>> BEGIN Data supplied

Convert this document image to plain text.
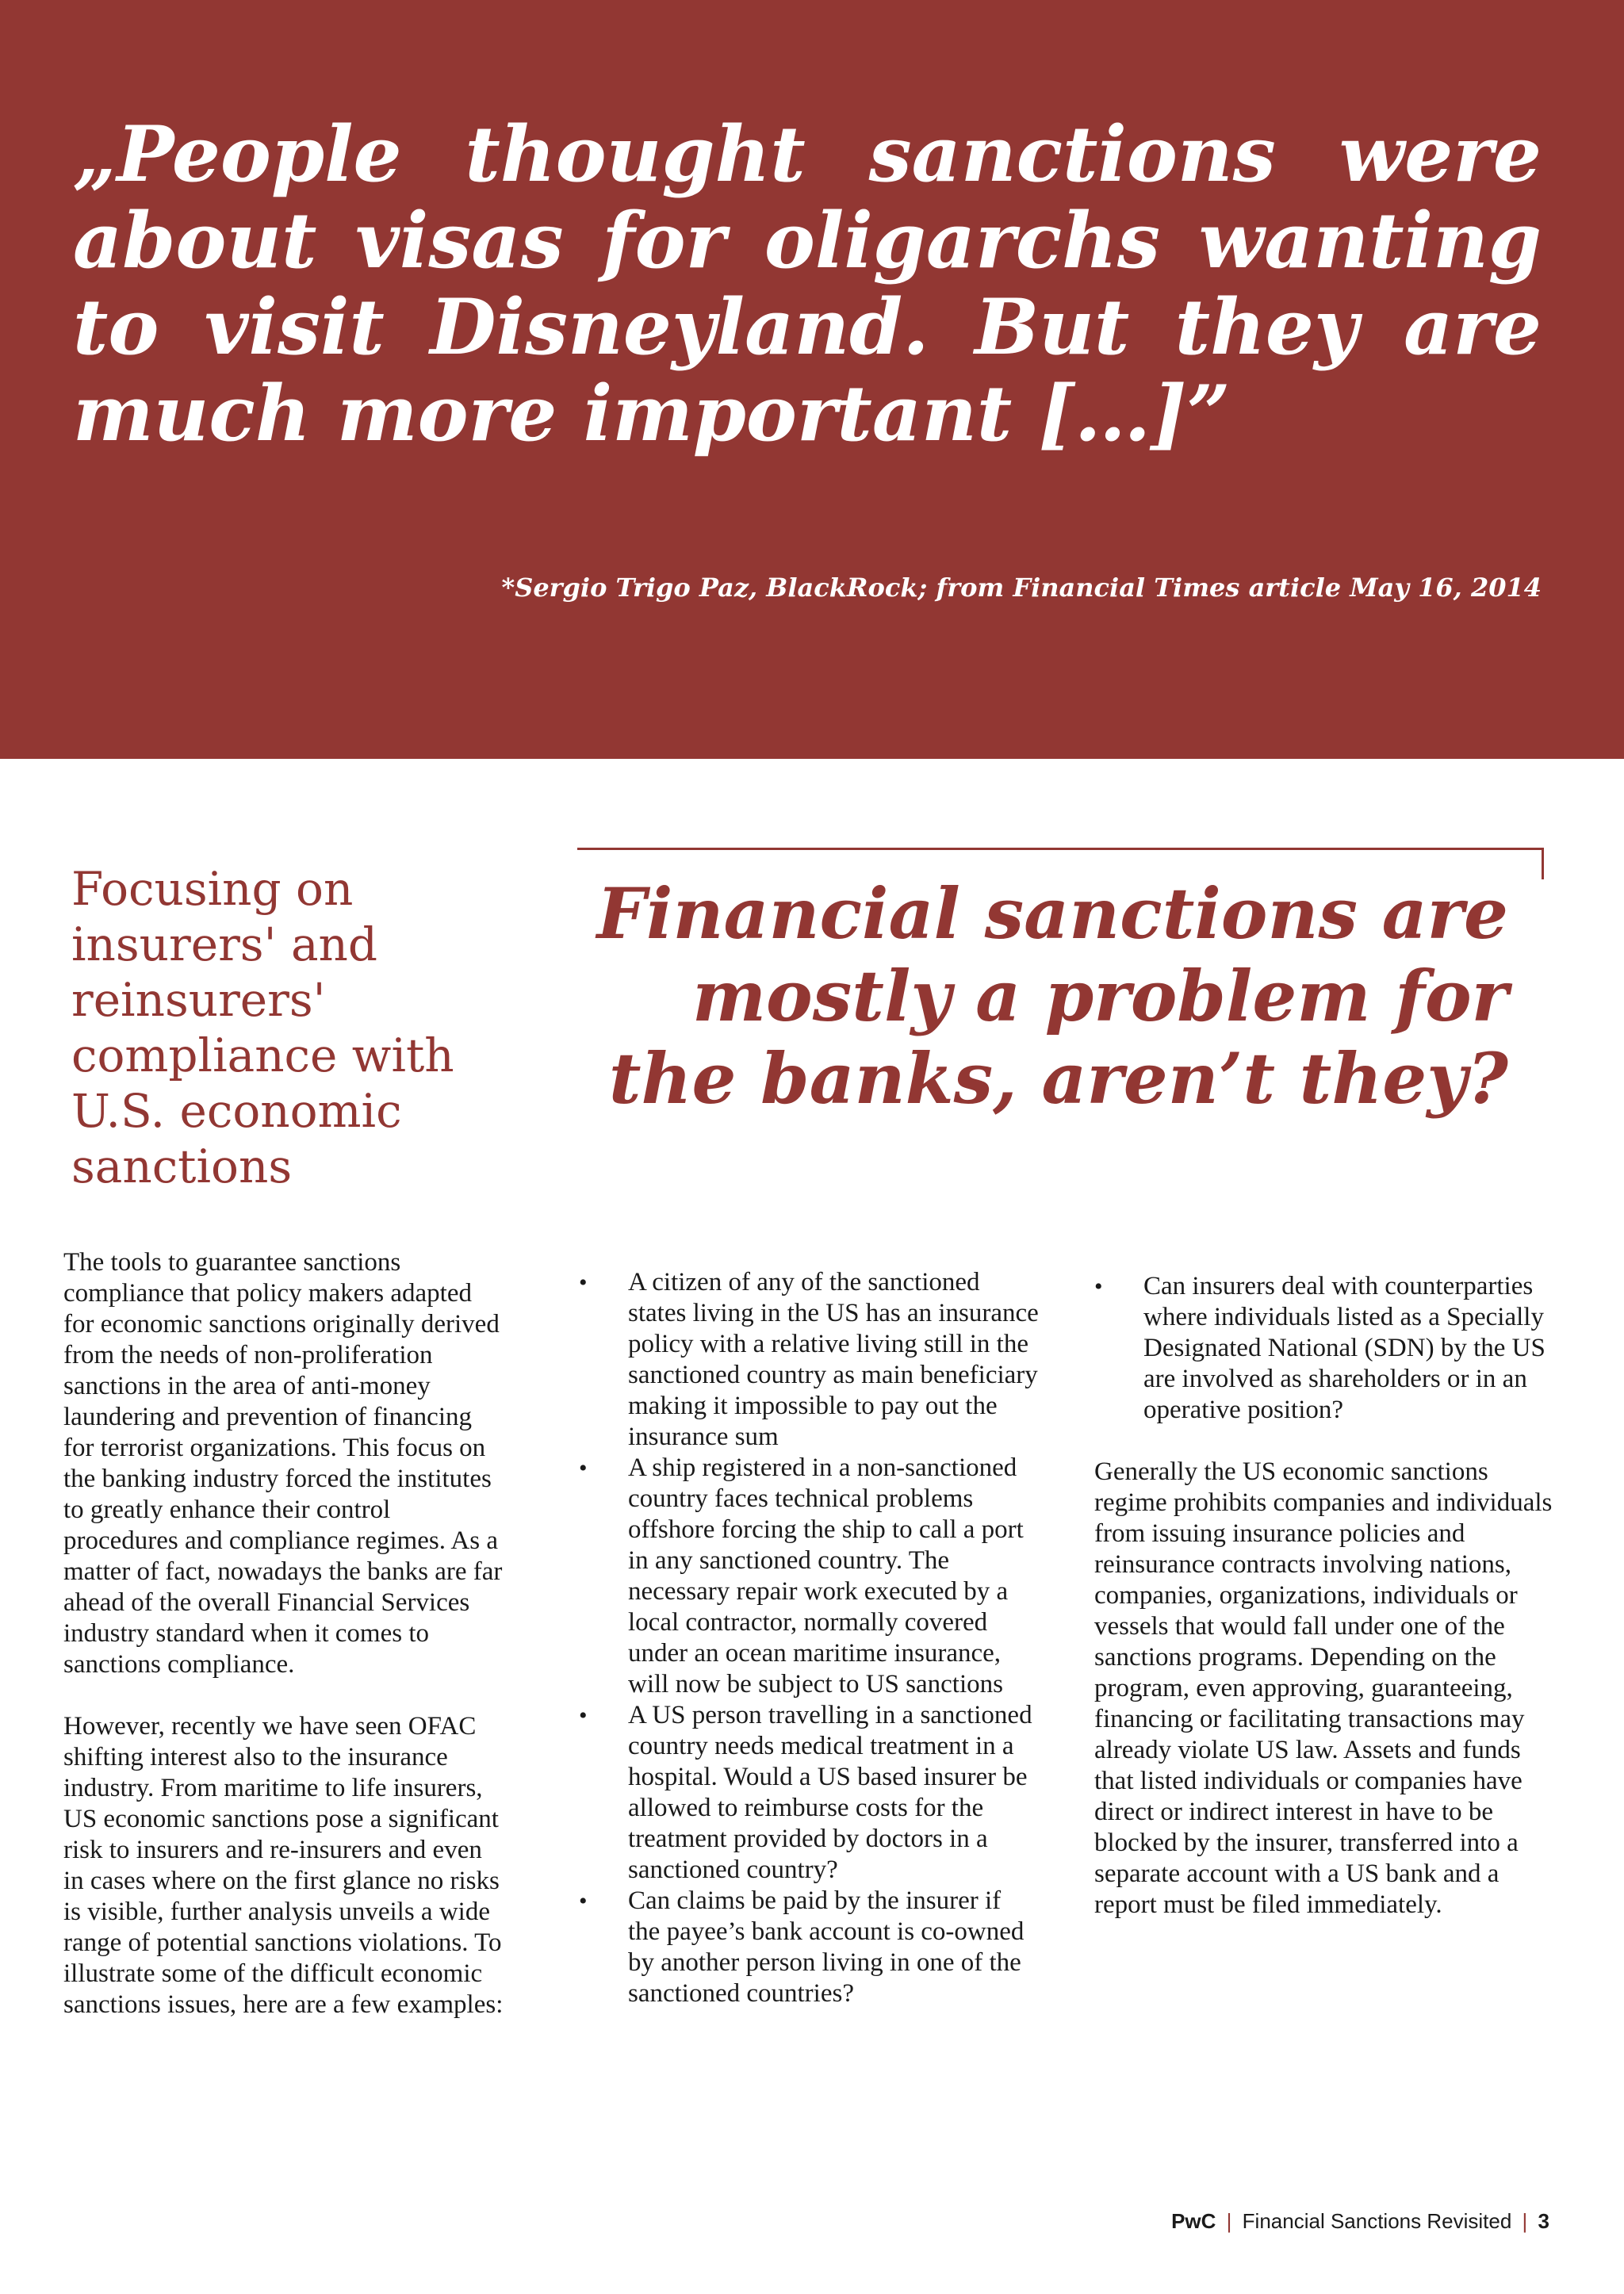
„People thought sanctions were about visas for oligarchs wanting to visit Disneyland. But they are much more important […]”
*Sergio Trigo Paz, BlackRock; from Financial Times article May 16, 2014
Focusing on insurers' and reinsurers' compliance with U.S. economic sanctions
Financial sanctions are mostly a problem for the banks, aren’t they?

The tools to guarantee sanctions compliance that policy makers adapted for economic sanctions originally derived from the needs of non-proliferation sanctions in the area of anti-money laundering and prevention of financing for terrorist organizations. This focus on the banking industry forced the institutes to greatly enhance their control procedures and compliance regimes. As a matter of fact, nowadays the banks are far ahead of the overall Financial Services industry standard when it comes to sanctions compliance.

However, recently we have seen OFAC shifting interest also to the insurance industry. From maritime to life insurers, US economic sanctions pose a significant risk to insurers and re-insurers and even in cases where on the first glance no risks is visible, further analysis unveils a wide range of potential sanctions violations. To illustrate some of the difficult economic sanctions issues, here are a few examples:

• A citizen of any of the sanctioned states living in the US has an insurance policy with a relative living still in the sanctioned country as main beneficiary making it impossible to pay out the insurance sum
• A ship registered in a non-sanctioned country faces technical problems offshore forcing the ship to call a port in any sanctioned country. The necessary repair work executed by a local contractor, normally covered under an ocean maritime insurance, will now be subject to US sanctions
• A US person travelling in a sanctioned country needs medical treatment in a hospital. Would a US based insurer be allowed to reimburse costs for the treatment provided by doctors in a sanctioned country?
• Can claims be paid by the insurer if the payee’s bank account is co-owned by another person living in one of the sanctioned countries?
• Can insurers deal with counterparties where individuals listed as a Specially Designated National (SDN) by the US are involved as shareholders or in an operative position?

Generally the US economic sanctions regime prohibits companies and individuals from issuing insurance policies and reinsurance contracts involving nations, companies, organizations, individuals or vessels that would fall under one of the sanctions programs. Depending on the program, even approving, guaranteeing, financing or facilitating transactions may already violate US law. Assets and funds that listed individuals or companies have direct or indirect interest in have to be blocked by the insurer, transferred into a separate account with a US bank and a report must be filed immediately.

PwC | Financial Sanctions Revisited | 3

>> END Data supplied

#### What is needed
Show all lines in the entries above where the word "person" appears.

#### Task solution
• A US person travelling in a sanctioned country needs medical treatment in a hospital. Would a US based insurer be allowed to reimburse costs for the treatment provided by doctors in a sanctioned country?
• Can claims be paid by the insurer if the payee’s bank account is co-owned by another person living in one of the sanctioned countries?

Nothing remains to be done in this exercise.